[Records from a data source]
-- START --

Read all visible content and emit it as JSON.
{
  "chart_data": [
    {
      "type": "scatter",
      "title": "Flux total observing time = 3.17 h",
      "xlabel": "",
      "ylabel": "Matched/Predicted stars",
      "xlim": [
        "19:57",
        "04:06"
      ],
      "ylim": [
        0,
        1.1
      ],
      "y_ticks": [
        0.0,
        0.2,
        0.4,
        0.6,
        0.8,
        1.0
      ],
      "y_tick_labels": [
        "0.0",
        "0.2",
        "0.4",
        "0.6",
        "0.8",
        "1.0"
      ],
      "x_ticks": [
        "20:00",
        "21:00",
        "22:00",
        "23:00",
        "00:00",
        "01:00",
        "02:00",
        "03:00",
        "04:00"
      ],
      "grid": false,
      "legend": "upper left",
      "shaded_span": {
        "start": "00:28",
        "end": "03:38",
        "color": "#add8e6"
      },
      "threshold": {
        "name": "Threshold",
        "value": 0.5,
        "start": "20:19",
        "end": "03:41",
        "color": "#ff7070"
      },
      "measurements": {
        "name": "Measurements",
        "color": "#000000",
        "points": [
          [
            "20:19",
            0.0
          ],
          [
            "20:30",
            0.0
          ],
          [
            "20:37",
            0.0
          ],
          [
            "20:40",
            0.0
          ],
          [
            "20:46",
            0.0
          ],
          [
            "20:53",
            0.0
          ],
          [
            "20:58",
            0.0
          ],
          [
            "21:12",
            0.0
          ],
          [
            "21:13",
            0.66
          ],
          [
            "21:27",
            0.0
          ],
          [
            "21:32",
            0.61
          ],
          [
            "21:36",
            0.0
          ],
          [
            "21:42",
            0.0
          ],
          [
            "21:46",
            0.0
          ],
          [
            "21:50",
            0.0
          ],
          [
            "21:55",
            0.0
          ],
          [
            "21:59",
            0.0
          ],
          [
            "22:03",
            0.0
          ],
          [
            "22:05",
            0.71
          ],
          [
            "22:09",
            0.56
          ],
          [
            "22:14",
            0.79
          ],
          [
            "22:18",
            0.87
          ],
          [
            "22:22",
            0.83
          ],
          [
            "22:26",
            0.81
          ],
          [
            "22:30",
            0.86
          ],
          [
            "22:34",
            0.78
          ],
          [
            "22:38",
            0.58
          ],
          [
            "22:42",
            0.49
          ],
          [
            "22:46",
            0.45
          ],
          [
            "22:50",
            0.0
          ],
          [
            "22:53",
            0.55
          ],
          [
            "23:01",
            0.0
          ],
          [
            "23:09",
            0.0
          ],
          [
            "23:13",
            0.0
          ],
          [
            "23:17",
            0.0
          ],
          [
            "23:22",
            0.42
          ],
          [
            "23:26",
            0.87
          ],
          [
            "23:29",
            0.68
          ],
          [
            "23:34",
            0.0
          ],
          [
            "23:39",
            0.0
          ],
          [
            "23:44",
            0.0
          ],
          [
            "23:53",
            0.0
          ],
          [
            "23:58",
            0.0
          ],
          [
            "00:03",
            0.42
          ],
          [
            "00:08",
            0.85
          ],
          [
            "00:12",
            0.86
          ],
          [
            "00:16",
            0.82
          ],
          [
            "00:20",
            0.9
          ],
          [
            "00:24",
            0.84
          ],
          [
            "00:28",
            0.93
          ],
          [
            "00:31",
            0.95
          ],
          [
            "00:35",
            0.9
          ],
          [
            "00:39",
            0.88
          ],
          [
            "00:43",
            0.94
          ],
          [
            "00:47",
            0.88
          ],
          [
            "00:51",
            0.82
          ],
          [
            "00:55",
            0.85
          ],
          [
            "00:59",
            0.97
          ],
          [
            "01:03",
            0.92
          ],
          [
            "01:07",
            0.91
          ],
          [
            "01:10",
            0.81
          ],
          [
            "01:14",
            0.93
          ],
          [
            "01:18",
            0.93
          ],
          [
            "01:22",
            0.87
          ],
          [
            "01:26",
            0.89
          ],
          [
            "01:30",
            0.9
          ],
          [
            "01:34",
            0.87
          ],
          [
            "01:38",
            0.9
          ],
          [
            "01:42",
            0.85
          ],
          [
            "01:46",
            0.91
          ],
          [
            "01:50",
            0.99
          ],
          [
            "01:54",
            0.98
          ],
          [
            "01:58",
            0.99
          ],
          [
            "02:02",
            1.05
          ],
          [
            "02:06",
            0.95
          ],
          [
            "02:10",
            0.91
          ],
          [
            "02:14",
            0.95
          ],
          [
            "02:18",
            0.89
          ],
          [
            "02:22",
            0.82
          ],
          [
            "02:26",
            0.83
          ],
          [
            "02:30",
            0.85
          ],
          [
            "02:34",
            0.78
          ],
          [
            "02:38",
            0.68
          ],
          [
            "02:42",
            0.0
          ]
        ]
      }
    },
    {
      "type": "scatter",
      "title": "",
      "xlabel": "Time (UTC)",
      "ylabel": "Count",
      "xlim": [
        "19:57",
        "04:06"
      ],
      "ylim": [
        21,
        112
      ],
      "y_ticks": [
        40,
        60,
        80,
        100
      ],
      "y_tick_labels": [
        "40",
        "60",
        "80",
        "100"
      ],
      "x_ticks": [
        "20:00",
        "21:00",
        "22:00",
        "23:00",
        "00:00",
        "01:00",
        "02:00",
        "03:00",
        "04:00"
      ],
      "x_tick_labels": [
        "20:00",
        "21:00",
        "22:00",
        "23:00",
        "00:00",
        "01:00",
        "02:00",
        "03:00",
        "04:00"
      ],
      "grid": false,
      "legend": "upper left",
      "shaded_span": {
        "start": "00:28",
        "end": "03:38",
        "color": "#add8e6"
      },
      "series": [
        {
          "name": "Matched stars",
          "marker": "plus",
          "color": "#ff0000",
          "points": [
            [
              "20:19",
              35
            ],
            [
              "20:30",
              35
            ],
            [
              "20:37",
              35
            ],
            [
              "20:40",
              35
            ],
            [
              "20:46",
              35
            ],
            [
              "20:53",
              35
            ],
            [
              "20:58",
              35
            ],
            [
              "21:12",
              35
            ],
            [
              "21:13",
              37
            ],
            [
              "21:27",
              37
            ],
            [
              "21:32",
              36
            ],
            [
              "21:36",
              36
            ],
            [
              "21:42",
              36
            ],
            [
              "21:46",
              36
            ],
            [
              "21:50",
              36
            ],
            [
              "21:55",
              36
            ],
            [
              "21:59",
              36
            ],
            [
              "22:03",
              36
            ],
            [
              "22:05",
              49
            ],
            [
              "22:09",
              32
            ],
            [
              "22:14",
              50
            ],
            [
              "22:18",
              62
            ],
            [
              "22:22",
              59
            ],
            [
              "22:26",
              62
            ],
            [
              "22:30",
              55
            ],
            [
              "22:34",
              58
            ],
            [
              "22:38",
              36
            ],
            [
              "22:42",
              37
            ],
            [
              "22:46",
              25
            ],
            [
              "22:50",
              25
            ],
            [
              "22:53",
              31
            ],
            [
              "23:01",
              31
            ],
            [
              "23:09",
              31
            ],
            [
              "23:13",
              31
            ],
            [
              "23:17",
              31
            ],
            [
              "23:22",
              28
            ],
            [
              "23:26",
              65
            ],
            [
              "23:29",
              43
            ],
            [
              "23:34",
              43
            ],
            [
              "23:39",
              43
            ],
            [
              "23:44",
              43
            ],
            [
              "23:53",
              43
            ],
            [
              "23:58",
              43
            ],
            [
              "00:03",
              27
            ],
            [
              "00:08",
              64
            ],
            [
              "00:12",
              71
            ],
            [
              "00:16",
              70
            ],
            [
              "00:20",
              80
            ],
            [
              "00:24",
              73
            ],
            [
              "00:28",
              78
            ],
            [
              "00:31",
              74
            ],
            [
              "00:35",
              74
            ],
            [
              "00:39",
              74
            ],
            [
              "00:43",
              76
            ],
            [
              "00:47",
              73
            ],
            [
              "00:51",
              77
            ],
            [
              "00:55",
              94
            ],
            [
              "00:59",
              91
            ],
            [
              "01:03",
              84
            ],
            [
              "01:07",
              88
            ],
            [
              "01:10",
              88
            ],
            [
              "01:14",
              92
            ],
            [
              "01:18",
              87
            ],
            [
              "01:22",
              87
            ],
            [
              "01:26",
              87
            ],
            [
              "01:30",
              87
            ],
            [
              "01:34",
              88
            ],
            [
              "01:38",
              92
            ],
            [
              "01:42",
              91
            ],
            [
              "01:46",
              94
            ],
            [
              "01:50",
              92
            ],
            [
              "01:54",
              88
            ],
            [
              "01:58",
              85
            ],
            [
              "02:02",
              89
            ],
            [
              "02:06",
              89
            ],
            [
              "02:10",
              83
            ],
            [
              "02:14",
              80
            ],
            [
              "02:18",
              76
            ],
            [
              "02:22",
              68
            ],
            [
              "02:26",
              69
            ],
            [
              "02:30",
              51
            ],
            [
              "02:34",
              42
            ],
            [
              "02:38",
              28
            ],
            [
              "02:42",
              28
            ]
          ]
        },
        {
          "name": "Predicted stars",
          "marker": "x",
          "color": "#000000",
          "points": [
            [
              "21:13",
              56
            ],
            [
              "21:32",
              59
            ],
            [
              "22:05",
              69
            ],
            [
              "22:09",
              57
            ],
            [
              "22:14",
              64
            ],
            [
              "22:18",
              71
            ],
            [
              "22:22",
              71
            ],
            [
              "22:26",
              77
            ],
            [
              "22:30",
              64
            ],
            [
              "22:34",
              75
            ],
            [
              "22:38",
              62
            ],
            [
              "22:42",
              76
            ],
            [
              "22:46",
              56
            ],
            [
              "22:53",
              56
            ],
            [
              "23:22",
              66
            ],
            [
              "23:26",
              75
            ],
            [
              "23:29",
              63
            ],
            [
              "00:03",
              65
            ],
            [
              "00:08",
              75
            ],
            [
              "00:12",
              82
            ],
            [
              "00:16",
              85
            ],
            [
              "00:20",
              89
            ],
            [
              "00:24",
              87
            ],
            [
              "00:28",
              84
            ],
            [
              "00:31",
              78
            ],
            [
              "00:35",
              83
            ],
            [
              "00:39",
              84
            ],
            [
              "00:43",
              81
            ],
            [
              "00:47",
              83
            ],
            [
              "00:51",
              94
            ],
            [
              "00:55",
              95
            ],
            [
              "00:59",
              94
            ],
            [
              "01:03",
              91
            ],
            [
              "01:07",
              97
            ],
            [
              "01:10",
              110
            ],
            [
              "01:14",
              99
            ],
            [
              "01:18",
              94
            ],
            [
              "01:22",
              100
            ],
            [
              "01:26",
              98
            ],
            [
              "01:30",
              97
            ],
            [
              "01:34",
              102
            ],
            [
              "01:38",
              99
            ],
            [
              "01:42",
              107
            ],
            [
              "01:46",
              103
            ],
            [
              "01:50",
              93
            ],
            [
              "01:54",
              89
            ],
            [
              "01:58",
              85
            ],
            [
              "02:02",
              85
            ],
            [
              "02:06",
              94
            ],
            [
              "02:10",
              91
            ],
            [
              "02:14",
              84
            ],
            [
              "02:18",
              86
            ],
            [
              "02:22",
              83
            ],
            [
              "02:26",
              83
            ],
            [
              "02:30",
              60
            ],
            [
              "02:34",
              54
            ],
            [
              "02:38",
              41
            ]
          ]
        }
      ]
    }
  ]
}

-- END --

WHAT IS BEING ASKED:
Locate the lines above that hold the word "title". Show every one of them.

RESULT:
      "title": "Flux total observing time = 3.17 h",
      "title": "",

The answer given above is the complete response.